** DIRECTIONS FOR THIS TASK **
Lay out the data from the line containing "text-run: (footnote 33" through the line containing "text-run: .18.9). The" as a Markdown table with the columns Row and Entry, numbering each line and skipping blank lines.

[Begin RAW RECORDS]

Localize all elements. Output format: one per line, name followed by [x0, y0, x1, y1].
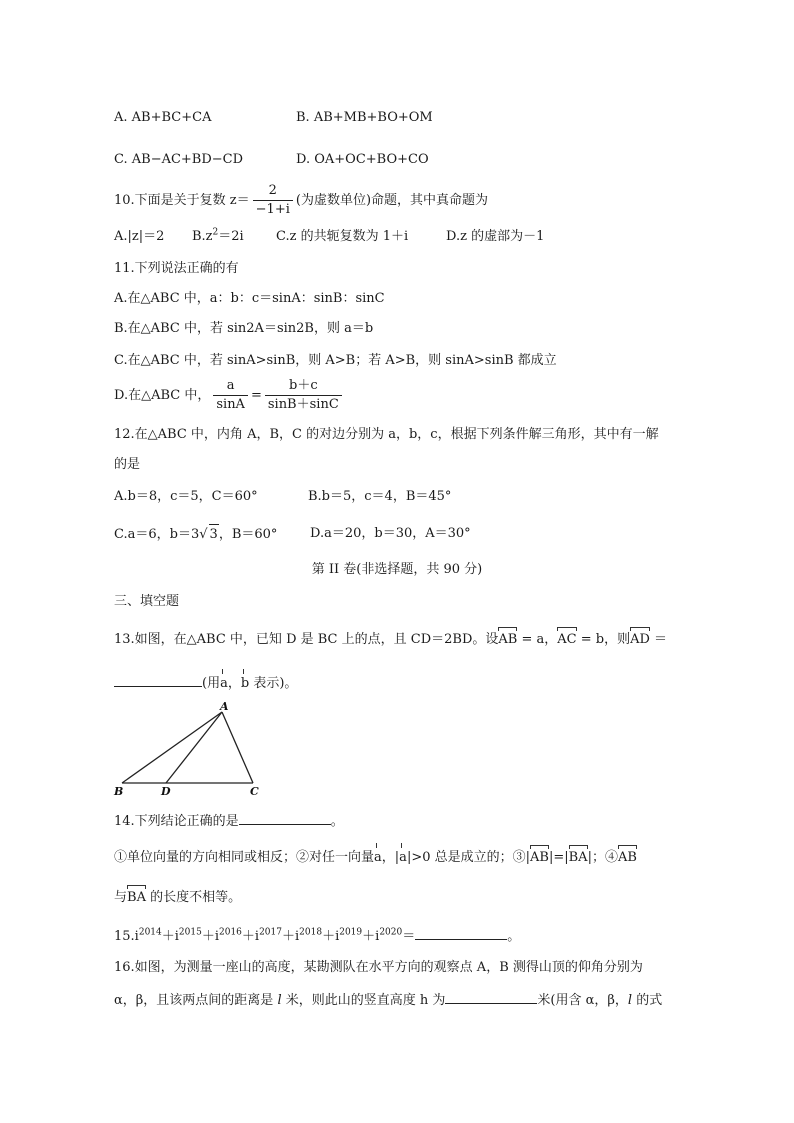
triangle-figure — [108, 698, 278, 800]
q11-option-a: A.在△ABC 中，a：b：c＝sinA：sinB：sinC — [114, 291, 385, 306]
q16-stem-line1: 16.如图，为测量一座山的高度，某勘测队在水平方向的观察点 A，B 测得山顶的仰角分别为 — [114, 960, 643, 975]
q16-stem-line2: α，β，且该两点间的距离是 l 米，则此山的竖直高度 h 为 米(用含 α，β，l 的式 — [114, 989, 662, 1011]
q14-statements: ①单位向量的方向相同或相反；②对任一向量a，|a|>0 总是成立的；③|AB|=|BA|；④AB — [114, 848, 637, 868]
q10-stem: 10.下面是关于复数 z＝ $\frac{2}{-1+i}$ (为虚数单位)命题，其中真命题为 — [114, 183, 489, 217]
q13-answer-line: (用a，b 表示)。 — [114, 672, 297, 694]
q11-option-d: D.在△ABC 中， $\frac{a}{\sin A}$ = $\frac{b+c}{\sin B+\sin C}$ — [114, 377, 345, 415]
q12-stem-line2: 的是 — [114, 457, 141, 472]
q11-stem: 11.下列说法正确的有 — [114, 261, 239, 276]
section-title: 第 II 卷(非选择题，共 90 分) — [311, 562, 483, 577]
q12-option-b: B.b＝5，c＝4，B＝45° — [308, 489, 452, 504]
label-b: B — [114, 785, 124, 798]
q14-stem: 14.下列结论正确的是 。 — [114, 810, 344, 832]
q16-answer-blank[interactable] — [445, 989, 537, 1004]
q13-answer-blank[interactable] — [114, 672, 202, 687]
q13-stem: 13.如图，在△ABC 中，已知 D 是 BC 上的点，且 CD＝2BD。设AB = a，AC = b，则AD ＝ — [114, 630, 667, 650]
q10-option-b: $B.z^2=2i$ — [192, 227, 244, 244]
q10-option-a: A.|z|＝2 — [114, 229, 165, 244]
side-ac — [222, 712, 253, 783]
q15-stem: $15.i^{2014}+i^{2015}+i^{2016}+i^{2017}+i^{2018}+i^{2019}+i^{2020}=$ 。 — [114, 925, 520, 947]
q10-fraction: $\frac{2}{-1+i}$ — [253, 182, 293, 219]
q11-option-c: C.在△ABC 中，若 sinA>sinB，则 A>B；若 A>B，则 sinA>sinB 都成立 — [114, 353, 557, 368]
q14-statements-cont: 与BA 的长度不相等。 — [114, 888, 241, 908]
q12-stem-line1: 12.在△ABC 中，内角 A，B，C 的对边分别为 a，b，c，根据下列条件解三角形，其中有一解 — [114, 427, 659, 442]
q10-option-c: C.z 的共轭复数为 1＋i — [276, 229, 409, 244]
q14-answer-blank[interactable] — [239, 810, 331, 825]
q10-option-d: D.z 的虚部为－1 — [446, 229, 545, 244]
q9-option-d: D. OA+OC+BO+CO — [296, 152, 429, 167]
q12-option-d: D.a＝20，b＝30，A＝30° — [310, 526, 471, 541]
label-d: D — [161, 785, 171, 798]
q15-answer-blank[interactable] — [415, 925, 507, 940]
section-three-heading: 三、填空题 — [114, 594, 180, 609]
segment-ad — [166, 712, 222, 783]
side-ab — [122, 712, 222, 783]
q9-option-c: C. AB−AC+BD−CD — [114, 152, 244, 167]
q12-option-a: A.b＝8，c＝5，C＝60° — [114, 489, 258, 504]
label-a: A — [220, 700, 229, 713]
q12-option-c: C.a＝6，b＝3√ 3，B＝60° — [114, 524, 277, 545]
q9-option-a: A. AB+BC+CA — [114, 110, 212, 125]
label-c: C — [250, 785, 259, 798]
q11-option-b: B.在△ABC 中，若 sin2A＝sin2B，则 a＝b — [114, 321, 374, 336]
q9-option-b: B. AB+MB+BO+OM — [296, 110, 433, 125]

[End RAW RECORDS]
[Begin RAW RECORDS]

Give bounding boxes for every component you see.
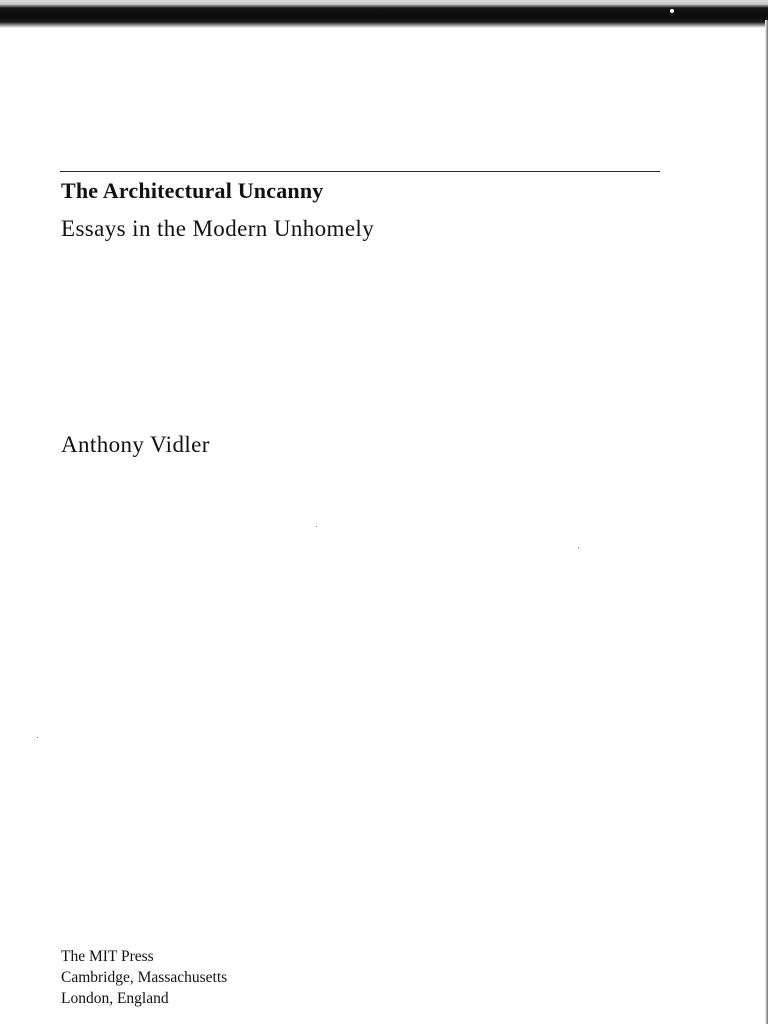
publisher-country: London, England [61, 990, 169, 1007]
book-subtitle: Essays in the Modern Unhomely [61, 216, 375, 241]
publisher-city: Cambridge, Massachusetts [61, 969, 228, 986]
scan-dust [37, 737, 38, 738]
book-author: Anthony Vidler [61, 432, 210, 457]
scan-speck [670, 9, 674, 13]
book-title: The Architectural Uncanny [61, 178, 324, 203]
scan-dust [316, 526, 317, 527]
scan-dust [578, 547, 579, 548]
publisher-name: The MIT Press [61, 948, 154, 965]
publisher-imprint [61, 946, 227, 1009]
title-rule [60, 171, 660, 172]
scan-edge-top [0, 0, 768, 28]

[End RAW RECORDS]
[Begin RAW RECORDS]

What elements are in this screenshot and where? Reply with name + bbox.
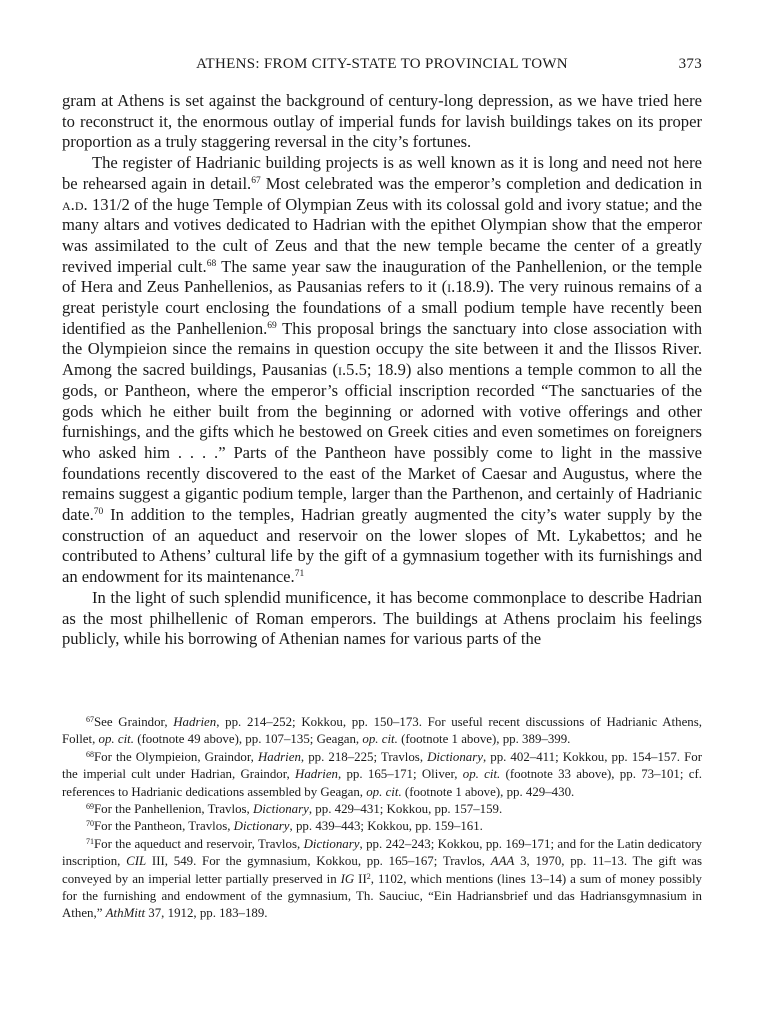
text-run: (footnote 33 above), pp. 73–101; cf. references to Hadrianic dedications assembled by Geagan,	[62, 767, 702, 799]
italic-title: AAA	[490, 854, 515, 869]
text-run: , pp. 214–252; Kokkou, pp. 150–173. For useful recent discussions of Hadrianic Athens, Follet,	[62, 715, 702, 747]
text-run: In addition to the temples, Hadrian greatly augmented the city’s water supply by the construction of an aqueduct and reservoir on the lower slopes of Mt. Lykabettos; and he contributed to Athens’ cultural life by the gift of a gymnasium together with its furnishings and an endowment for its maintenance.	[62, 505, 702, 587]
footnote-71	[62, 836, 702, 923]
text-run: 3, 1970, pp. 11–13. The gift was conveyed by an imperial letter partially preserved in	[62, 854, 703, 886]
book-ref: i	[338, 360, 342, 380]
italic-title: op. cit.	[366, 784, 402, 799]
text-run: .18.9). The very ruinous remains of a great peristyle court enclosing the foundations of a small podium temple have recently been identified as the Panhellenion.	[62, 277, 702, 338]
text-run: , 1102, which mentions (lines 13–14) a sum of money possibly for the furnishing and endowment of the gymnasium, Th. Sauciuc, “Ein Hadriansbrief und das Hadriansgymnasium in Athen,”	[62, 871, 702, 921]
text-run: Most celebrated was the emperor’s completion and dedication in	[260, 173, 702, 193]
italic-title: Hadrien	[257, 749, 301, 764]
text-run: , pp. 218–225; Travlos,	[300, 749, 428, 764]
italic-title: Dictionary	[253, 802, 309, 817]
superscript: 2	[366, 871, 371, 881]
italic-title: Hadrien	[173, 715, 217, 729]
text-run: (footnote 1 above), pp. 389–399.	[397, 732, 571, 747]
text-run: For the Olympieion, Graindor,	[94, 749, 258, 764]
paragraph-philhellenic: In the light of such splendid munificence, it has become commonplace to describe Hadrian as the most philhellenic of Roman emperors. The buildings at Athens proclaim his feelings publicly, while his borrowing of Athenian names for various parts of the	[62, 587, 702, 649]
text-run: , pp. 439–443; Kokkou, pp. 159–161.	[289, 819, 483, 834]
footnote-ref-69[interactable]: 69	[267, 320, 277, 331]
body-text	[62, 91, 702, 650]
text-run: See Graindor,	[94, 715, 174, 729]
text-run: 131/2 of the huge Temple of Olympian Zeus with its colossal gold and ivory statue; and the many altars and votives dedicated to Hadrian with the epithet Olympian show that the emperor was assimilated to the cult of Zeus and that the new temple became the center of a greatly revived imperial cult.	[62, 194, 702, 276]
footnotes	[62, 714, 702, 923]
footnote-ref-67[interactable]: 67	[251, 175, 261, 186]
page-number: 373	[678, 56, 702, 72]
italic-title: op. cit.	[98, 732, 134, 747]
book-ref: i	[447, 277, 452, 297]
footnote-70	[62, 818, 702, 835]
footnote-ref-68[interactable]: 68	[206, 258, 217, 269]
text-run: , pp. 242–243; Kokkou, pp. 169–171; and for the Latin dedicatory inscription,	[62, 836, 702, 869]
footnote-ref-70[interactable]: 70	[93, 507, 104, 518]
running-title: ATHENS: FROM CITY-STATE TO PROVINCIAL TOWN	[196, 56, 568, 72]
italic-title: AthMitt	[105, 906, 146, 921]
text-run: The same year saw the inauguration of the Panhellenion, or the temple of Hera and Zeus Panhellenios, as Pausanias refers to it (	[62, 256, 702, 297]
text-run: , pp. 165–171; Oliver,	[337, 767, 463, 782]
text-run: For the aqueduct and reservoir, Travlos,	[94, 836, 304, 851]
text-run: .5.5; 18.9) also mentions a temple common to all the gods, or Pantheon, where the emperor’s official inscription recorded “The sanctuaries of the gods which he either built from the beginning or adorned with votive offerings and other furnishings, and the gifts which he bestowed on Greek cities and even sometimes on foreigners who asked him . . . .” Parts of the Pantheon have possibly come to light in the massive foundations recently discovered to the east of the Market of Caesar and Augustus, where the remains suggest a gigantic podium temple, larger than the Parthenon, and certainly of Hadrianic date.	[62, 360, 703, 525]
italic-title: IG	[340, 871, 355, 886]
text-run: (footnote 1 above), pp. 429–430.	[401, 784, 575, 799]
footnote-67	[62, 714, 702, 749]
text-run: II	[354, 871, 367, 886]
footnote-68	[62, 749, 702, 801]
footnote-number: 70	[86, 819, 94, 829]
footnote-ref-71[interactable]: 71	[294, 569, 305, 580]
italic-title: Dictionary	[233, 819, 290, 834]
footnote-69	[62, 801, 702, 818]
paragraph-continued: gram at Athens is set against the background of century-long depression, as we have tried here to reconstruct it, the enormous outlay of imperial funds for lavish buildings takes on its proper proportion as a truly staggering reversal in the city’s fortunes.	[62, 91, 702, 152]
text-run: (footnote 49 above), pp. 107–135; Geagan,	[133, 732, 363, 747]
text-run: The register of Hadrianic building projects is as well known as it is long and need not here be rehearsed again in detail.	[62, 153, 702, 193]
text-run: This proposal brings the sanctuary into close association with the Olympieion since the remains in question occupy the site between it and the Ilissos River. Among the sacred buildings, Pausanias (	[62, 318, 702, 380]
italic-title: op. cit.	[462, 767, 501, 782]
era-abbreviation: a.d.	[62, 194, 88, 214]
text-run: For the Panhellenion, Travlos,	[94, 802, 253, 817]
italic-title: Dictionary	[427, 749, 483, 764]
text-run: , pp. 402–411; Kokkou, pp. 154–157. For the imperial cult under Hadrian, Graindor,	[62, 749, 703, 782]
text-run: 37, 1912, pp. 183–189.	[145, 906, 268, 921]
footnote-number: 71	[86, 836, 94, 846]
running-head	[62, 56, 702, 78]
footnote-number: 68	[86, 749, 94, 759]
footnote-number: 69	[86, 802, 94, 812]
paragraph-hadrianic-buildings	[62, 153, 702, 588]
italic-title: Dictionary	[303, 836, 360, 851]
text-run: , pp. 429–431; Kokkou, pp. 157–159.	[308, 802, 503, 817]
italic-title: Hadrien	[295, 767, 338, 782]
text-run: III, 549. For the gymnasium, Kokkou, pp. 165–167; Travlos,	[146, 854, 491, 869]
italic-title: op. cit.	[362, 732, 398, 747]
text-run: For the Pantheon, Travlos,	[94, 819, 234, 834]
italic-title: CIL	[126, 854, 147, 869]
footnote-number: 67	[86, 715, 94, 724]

[End RAW RECORDS]

** TASK OUTPUT **
| Row | Entry |
|---|---|
| 1 | text-run: (footnote 33 above), pp. 73–101; cf. references to Hadrianic dedications assembled by Geagan,	[62, 767, 702, 799] |
| 2 | italic-title: AAA	[490, 854, 515, 869] |
| 3 | text-run: , pp. 214–252; Kokkou, pp. 150–173. For useful recent discussions of Hadrianic Athens, Follet,	[62, 715, 702, 747] |
| 4 | text-run: In addition to the temples, Hadrian greatly augmented the city’s water supply by the construction of an aqueduct and reservoir on the lower slopes of Mt. Lykabettos; and he contributed to Athens’ cultural life by the gift of a gymnasium together with its furnishings and an endowment for its maintenance.	[62, 505, 702, 587] |
| 5 | footnote-71	[62, 836, 702, 923] |
| 6 | text-run: 3, 1970, pp. 11–13. The gift was conveyed by an imperial letter partially preserved in	[62, 854, 703, 886] |
| 7 | book-ref: i	[338, 360, 342, 380] |
| 8 | italic-title: op. cit.	[366, 784, 402, 799] |
| 9 | text-run: .18.9). The very ruinous remains of a great peristyle court enclosing the foundations of a small podium temple have recently been identified as the Panhellenion.	[62, 277, 702, 338] |